(Dataset excerpts)
☆ ☆ ☆ ☆
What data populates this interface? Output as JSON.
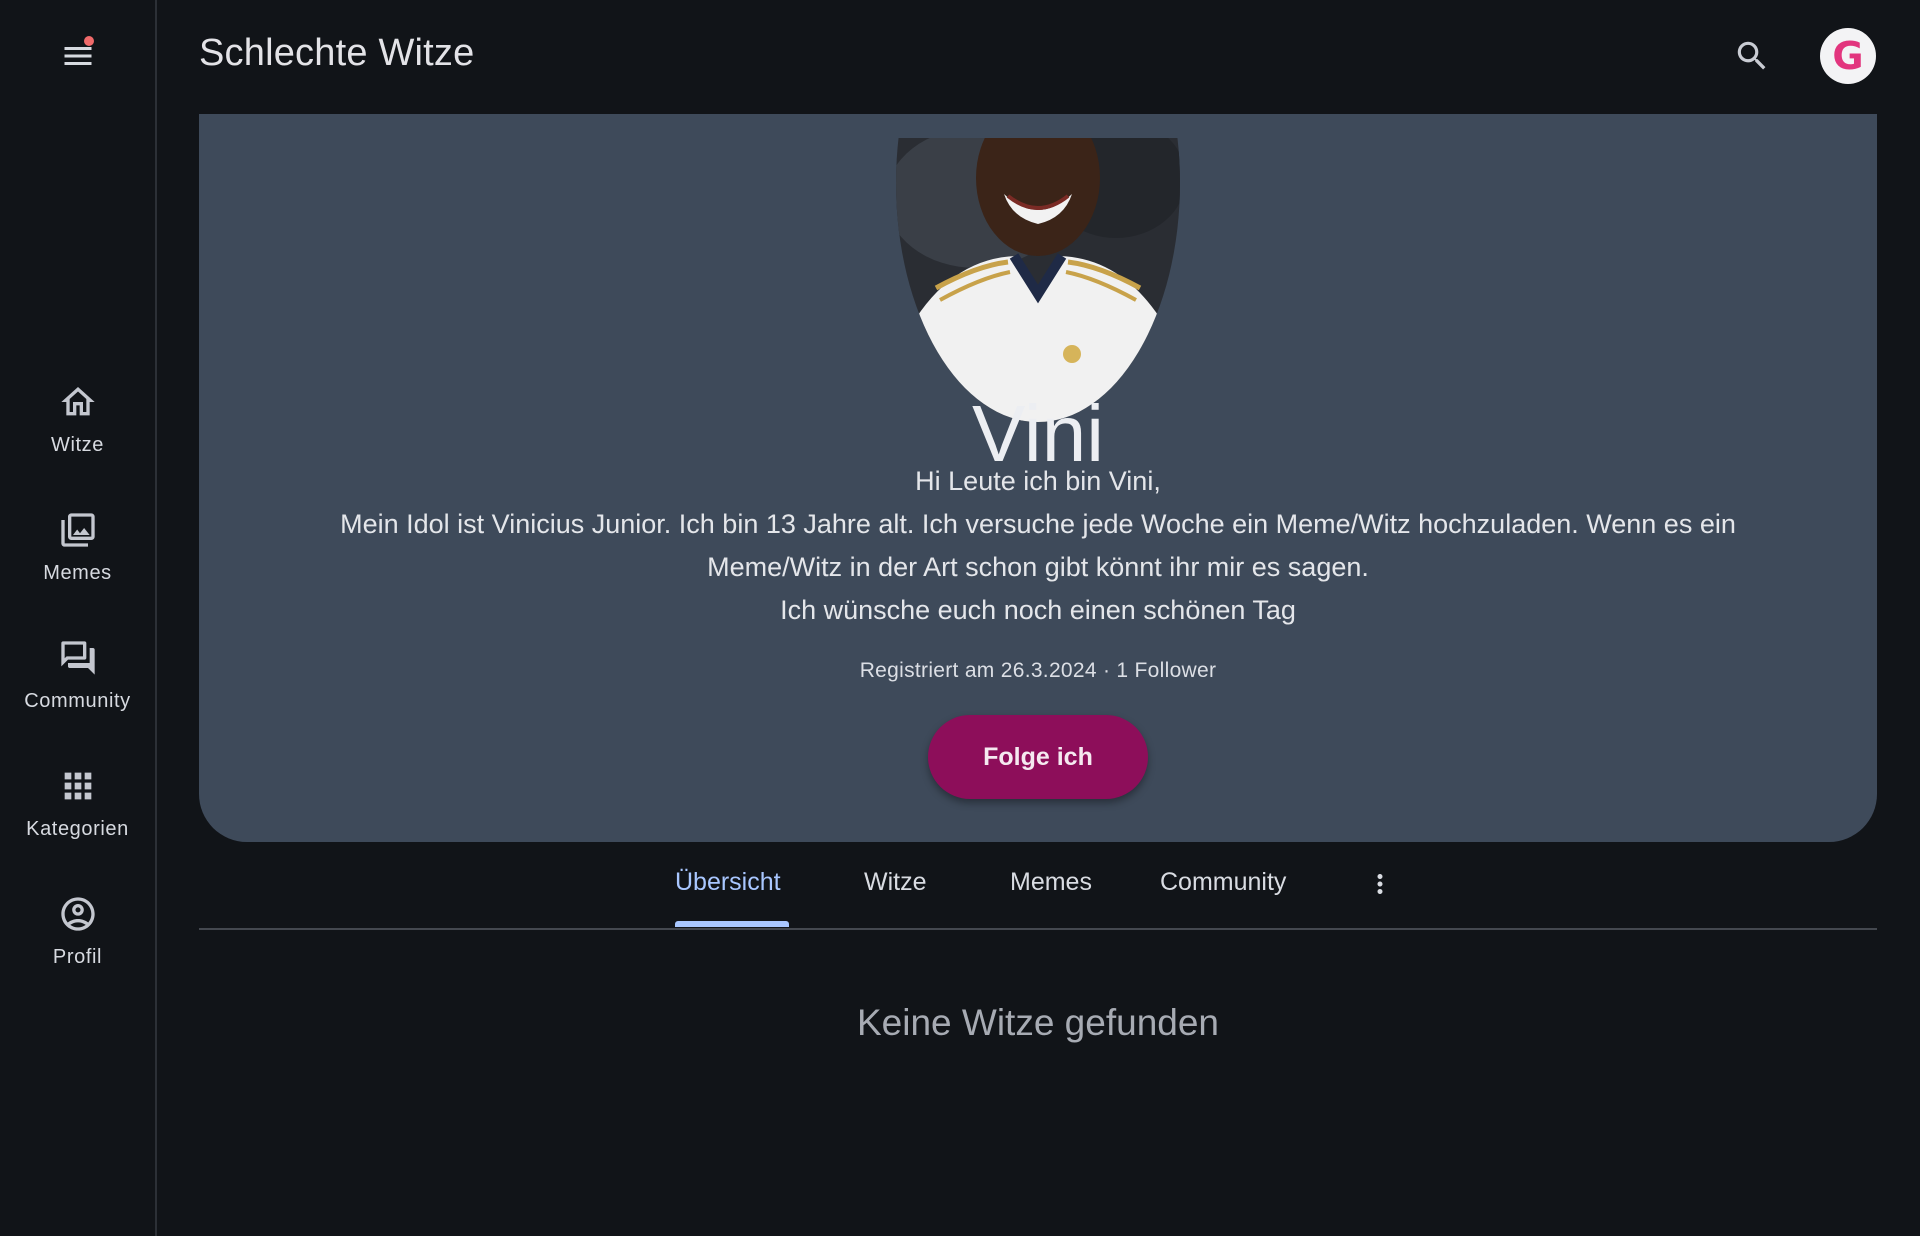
{
  "app": {
    "title": "Schlechte Witze",
    "notification_dot_color": "#f06a6a"
  },
  "sidebar": {
    "items": [
      {
        "label": "Witze",
        "icon": "home-icon"
      },
      {
        "label": "Memes",
        "icon": "photo-library-icon"
      },
      {
        "label": "Community",
        "icon": "forum-icon"
      },
      {
        "label": "Kategorien",
        "icon": "apps-grid-icon"
      },
      {
        "label": "Profil",
        "icon": "account-circle-icon"
      }
    ]
  },
  "header": {
    "search_icon": "search-icon",
    "account_avatar_letter": "G"
  },
  "profile": {
    "name": "Vini",
    "bio_lines": [
      "Hi Leute ich bin Vini,",
      "Mein Idol ist Vinicius Junior. Ich bin 13 Jahre alt. Ich versuche jede Woche ein Meme/Witz hochzuladen. Wenn es ein",
      "Meme/Witz in der Art schon gibt könnt ihr mir es sagen.",
      "Ich wünsche euch noch einen schönen Tag"
    ],
    "meta": "Registriert am 26.3.2024 · 1 Follower",
    "follow_label": "Folge ich",
    "follow_color": "#8d0e5a"
  },
  "tabs": {
    "items": [
      {
        "label": "Übersicht",
        "active": true
      },
      {
        "label": "Witze",
        "active": false
      },
      {
        "label": "Memes",
        "active": false
      },
      {
        "label": "Community",
        "active": false
      }
    ],
    "more_icon": "more-vert-icon",
    "active_color": "#a9c7ff"
  },
  "content": {
    "empty_message": "Keine Witze gefunden"
  }
}
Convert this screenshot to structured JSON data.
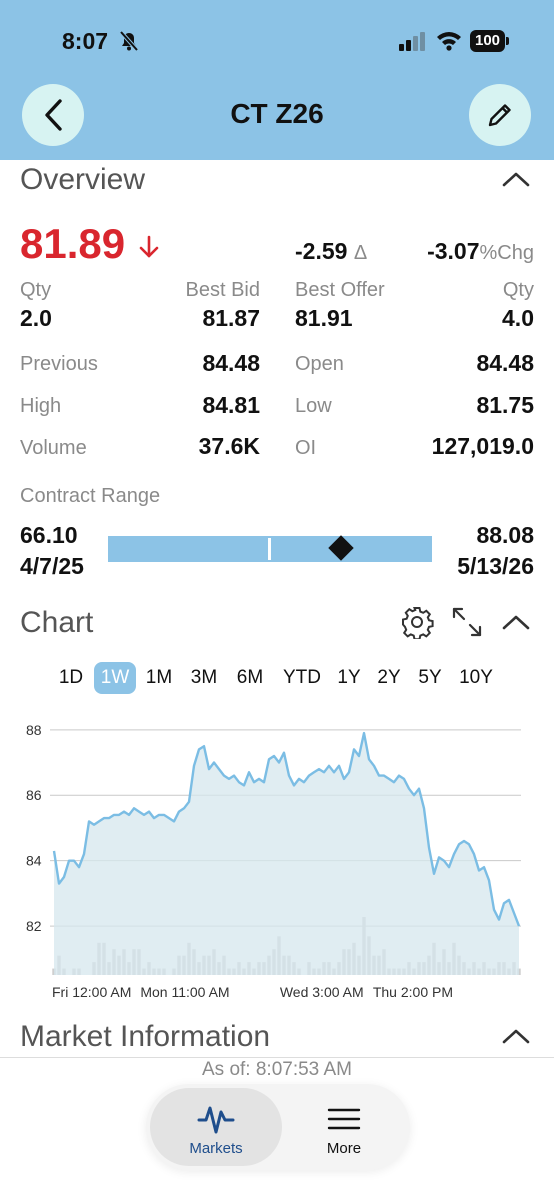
{
  "status": {
    "time": "8:07",
    "battery": "100"
  },
  "header": {
    "title": "CT Z26"
  },
  "overview": {
    "title": "Overview",
    "last_price": "81.89",
    "net_change": "-2.59",
    "net_change_unit": "Δ",
    "pct_change": "-3.07",
    "pct_change_unit": "%Chg",
    "qty_bid_label": "Qty",
    "qty_bid": "2.0",
    "best_bid_label": "Best Bid",
    "best_bid": "81.87",
    "best_offer_label": "Best Offer",
    "best_offer": "81.91",
    "qty_offer_label": "Qty",
    "qty_offer": "4.0",
    "previous_label": "Previous",
    "previous": "84.48",
    "open_label": "Open",
    "open": "84.48",
    "high_label": "High",
    "high": "84.81",
    "low_label": "Low",
    "low": "81.75",
    "volume_label": "Volume",
    "volume": "37.6K",
    "oi_label": "OI",
    "oi": "127,019.0",
    "contract_range_label": "Contract Range",
    "range_low": "66.10",
    "range_low_date": "4/7/25",
    "range_high": "88.08",
    "range_high_date": "5/13/26",
    "range_current_fraction": 0.72,
    "range_marker_fraction": 0.5
  },
  "chart_section": {
    "title": "Chart",
    "timeframes": [
      "1D",
      "1W",
      "1M",
      "3M",
      "6M",
      "YTD",
      "1Y",
      "2Y",
      "5Y",
      "10Y"
    ],
    "active_timeframe": "1W"
  },
  "chart_data": {
    "type": "area",
    "y_ticks": [
      "88",
      "86",
      "84",
      "82"
    ],
    "ylim": [
      81.3,
      88.3
    ],
    "x_tick_labels": [
      "Fri 12:00 AM",
      "Mon 11:00 AM",
      "Wed 3:00 AM",
      "Thu 2:00 PM"
    ],
    "x_tick_positions": [
      0,
      0.19,
      0.49,
      0.69
    ],
    "line_color": "#7bbde4",
    "fill_color": "#d6e7ee",
    "price": [
      84.3,
      83.3,
      83.5,
      84.0,
      84.0,
      83.8,
      84.2,
      85.2,
      85.1,
      85.2,
      85.3,
      85.3,
      85.4,
      85.4,
      85.5,
      85.4,
      85.6,
      85.5,
      85.4,
      85.5,
      85.3,
      85.4,
      85.4,
      85.3,
      85.2,
      85.5,
      85.6,
      85.8,
      86.9,
      87.4,
      87.5,
      86.8,
      87.0,
      86.8,
      86.6,
      86.5,
      86.6,
      86.4,
      86.3,
      86.7,
      86.4,
      86.5,
      86.4,
      87.1,
      87.2,
      87.0,
      87.3,
      86.6,
      86.3,
      86.5,
      86.4,
      86.6,
      86.7,
      86.8,
      86.7,
      86.9,
      86.7,
      86.9,
      86.5,
      86.7,
      87.4,
      87.2,
      87.9,
      87.1,
      86.9,
      86.6,
      86.6,
      86.5,
      86.4,
      86.6,
      86.5,
      86.2,
      86.0,
      86.2,
      85.6,
      84.4,
      83.6,
      84.1,
      84.0,
      83.8,
      84.2,
      84.5,
      84.6,
      84.5,
      84.2,
      83.7,
      83.8,
      83.4,
      82.5,
      82.2,
      82.7,
      82.8,
      82.4,
      82.0
    ],
    "volume": [
      1,
      3,
      1,
      0,
      1,
      1,
      0,
      0,
      2,
      5,
      5,
      2,
      4,
      3,
      4,
      2,
      4,
      4,
      1,
      2,
      1,
      1,
      1,
      0,
      1,
      3,
      3,
      5,
      4,
      2,
      3,
      3,
      4,
      2,
      3,
      1,
      1,
      2,
      1,
      2,
      1,
      2,
      2,
      3,
      4,
      6,
      3,
      3,
      2,
      1,
      0,
      2,
      1,
      1,
      2,
      2,
      1,
      2,
      4,
      4,
      5,
      3,
      9,
      6,
      3,
      3,
      4,
      1,
      1,
      1,
      1,
      2,
      1,
      2,
      2,
      3,
      5,
      2,
      4,
      2,
      5,
      3,
      2,
      1,
      2,
      1,
      2,
      1,
      1,
      2,
      2,
      1,
      2,
      1
    ]
  },
  "market_info": {
    "title": "Market Information",
    "as_of": "As of: 8:07:53 AM"
  },
  "tabs": {
    "markets": "Markets",
    "more": "More"
  }
}
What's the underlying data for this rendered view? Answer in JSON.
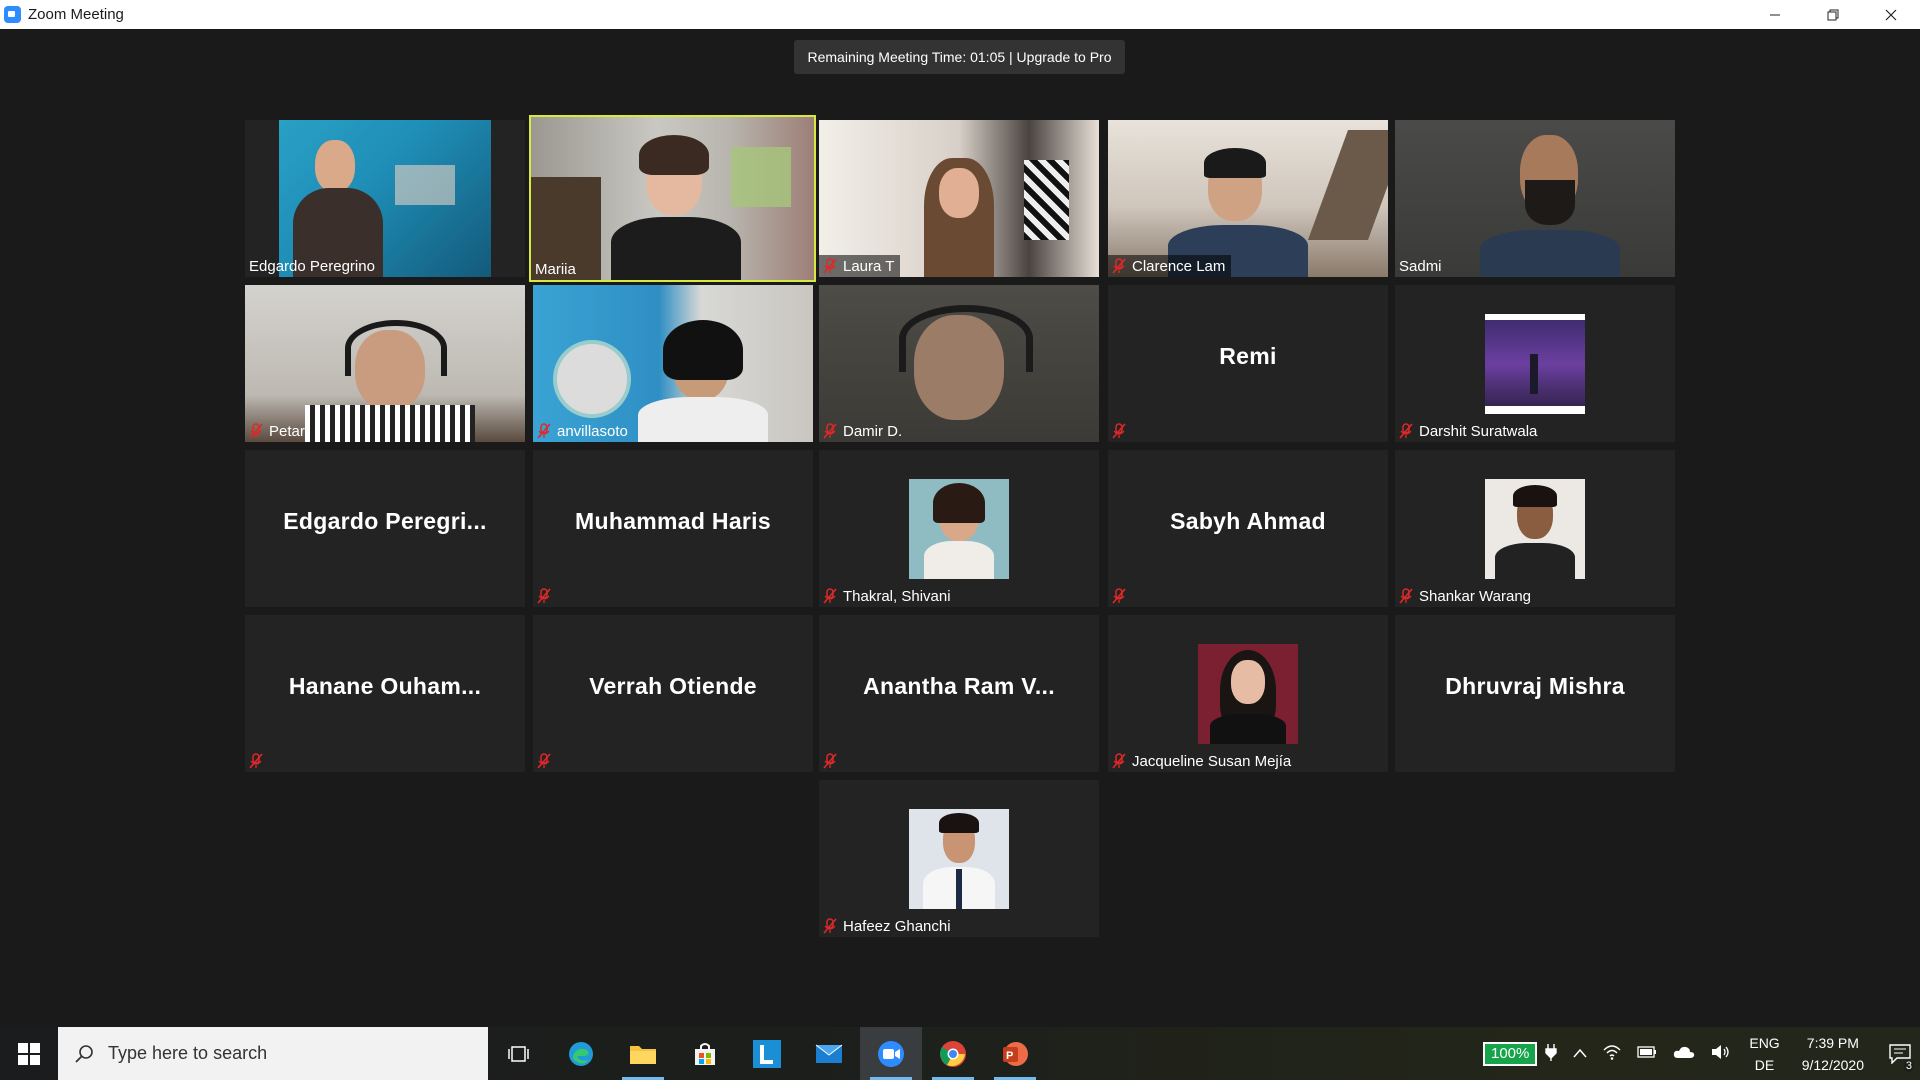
{
  "window": {
    "title": "Zoom Meeting"
  },
  "meeting": {
    "remaining": "Remaining Meeting Time: 01:05 | Upgrade to Pro"
  },
  "tiles": {
    "edgardo_video": "Edgardo Peregrino",
    "mariia": "Mariia",
    "laura": "Laura T",
    "clarence": "Clarence Lam",
    "sadmi": "Sadmi",
    "petar": "Petar",
    "anvillasoto": "anvillasoto",
    "damir": "Damir D.",
    "remi": "Remi",
    "darshit": "Darshit Suratwala",
    "edgardo_big": "Edgardo  Peregri...",
    "muhammad": "Muhammad Haris",
    "shivani": "Thakral, Shivani",
    "sabyh": "Sabyh Ahmad",
    "shankar": "Shankar Warang",
    "hanane": "Hanane  Ouham...",
    "verrah": "Verrah Otiende",
    "anantha": "Anantha Ram V...",
    "jacqueline": "Jacqueline Susan Mejía",
    "dhruvraj": "Dhruvraj Mishra",
    "hafeez": "Hafeez Ghanchi"
  },
  "taskbar": {
    "search_placeholder": "Type here to search",
    "battery": "100%",
    "lang_top": "ENG",
    "lang_bottom": "DE",
    "time": "7:39 PM",
    "date": "9/12/2020",
    "notif_count": "3"
  },
  "colors": {
    "active_speaker": "#d7e83f",
    "muted": "#e02828",
    "zoom_blue": "#2d8cff"
  }
}
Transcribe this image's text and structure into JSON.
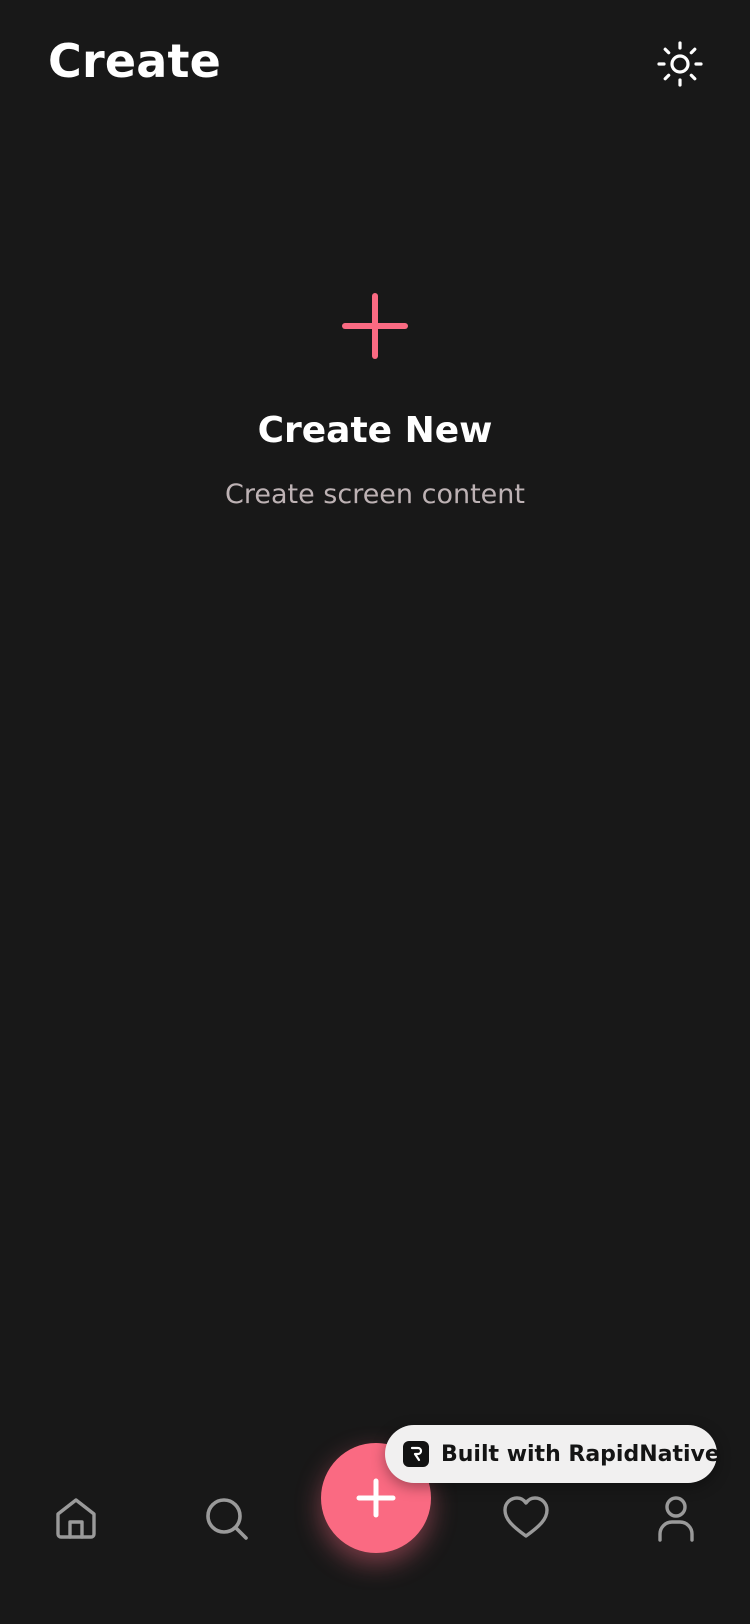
☆ ☆ ☆ ☆
What is the number of lines containing "Witze"? Give that number only.

__Solution to this task__
4